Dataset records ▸
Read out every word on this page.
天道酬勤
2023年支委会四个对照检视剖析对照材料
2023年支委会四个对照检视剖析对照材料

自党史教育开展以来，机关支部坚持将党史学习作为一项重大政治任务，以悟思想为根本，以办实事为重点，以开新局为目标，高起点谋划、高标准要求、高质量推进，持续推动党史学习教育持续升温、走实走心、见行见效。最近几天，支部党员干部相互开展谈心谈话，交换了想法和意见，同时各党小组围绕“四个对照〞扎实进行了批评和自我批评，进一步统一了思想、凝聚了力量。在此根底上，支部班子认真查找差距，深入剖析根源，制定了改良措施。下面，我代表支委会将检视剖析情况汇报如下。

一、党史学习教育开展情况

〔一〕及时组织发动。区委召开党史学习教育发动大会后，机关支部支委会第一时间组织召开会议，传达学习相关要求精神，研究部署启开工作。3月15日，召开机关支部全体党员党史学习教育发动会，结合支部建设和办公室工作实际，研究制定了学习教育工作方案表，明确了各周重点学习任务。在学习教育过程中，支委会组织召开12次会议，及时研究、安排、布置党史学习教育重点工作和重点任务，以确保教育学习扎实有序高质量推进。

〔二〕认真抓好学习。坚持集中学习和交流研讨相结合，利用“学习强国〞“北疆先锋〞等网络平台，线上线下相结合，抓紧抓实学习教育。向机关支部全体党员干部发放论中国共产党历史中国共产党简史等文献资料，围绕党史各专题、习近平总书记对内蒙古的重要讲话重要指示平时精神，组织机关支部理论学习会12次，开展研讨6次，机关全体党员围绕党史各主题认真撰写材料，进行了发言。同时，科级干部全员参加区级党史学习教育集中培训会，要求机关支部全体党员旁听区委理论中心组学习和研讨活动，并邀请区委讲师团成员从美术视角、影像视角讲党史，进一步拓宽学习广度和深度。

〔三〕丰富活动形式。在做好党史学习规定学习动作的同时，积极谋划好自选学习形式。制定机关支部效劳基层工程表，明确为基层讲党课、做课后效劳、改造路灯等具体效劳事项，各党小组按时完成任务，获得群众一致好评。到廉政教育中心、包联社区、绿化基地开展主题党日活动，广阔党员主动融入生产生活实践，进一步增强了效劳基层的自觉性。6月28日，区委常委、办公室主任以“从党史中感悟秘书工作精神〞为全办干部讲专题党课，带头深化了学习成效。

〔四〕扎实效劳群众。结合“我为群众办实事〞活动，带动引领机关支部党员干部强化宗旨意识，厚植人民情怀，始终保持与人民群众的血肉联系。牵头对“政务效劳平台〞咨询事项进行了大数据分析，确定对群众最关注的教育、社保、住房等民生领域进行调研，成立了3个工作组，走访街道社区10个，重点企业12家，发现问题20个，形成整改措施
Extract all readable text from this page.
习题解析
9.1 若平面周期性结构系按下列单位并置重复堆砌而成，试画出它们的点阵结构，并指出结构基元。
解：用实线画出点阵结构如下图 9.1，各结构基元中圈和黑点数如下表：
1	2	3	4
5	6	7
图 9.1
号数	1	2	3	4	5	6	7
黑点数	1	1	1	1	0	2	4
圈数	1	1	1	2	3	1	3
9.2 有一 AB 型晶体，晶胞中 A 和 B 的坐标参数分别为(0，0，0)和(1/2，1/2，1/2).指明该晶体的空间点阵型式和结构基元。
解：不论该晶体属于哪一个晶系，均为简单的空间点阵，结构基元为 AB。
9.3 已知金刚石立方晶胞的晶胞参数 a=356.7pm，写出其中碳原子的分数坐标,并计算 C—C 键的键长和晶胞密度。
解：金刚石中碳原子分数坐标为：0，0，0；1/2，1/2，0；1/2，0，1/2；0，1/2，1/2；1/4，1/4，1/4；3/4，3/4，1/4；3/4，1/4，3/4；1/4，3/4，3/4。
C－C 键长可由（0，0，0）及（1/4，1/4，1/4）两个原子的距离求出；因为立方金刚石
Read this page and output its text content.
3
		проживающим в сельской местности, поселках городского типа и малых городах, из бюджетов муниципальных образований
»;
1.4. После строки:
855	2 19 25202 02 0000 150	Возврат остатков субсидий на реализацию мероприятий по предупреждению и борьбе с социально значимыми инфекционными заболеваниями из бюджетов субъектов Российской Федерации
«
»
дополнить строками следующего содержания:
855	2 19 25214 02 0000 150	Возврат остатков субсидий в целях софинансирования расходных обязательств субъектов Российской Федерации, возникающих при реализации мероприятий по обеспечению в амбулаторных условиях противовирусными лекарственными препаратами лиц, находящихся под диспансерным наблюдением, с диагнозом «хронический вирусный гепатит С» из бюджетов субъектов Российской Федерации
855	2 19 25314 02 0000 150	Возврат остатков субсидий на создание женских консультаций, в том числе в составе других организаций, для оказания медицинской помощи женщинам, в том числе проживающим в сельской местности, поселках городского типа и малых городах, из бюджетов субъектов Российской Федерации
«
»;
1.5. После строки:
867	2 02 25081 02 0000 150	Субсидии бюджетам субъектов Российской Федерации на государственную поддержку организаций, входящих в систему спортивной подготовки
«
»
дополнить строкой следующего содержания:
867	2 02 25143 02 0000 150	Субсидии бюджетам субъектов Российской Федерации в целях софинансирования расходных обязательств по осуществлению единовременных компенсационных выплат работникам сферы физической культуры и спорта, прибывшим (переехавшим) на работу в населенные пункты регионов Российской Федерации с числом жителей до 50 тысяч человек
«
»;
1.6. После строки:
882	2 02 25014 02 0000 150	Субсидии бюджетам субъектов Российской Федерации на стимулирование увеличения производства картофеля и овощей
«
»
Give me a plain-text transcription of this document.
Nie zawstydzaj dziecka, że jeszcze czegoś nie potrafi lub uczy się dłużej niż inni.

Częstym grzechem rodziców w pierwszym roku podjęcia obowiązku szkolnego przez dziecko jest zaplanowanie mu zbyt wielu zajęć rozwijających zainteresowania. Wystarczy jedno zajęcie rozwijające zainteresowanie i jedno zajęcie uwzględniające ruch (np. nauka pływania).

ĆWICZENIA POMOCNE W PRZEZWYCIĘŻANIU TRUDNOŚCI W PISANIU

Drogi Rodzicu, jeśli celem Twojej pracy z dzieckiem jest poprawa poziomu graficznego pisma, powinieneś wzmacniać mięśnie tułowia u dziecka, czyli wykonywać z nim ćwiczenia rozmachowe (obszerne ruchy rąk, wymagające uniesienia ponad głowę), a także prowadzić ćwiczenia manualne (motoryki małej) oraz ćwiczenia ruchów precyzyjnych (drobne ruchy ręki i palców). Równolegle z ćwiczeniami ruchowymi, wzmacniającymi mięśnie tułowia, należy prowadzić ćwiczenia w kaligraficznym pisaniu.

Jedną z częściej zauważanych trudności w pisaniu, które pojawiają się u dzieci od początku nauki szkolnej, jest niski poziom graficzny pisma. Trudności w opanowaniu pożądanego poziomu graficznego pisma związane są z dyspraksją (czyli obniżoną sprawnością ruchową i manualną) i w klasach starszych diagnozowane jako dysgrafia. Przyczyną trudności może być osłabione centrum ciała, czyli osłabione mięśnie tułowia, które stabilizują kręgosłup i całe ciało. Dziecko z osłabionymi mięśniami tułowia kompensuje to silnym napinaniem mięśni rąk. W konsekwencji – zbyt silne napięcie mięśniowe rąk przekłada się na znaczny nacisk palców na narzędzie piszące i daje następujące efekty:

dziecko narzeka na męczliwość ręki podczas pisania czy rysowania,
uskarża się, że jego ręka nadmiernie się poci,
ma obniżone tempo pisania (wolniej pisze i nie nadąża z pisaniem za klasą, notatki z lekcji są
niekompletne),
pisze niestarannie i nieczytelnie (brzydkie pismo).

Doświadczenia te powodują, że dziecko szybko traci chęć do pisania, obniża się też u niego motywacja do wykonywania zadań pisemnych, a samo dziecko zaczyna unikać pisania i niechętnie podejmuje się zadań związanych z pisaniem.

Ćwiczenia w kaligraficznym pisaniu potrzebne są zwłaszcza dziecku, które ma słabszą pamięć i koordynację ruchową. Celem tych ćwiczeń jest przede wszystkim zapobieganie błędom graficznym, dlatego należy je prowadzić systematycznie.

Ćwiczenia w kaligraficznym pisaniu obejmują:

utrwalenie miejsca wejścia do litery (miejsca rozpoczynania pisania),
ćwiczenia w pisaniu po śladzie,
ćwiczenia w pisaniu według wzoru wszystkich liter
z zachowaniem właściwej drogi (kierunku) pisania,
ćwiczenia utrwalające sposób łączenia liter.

WORK TO DO ▸
Copy each line above that contains the word "субсидий".

SOLUTION ▸
855	2 19 25202 02 0000 150	Возврат остатков субсидий на реализацию мероприятий по предупреждению и борьбе с социально значимыми инфекционными заболеваниями из бюджетов субъектов Российской Федерации
855	2 19 25214 02 0000 150	Возврат остатков субсидий в целях софинансирования расходных обязательств субъектов Российской Федерации, возникающих при реализации мероприятий по обеспечению в амбулаторных условиях противовирусными лекарственными препаратами лиц, находящихся под диспансерным наблюдением, с диагнозом «хронический вирусный гепатит С» из бюджетов субъектов Российской Федерации
855	2 19 25314 02 0000 150	Возврат остатков субсидий на создание женских консультаций, в том числе в составе других организаций, для оказания медицинской помощи женщинам, в том числе проживающим в сельской местности, поселках городского типа и малых городах, из бюджетов субъектов Российской Федерации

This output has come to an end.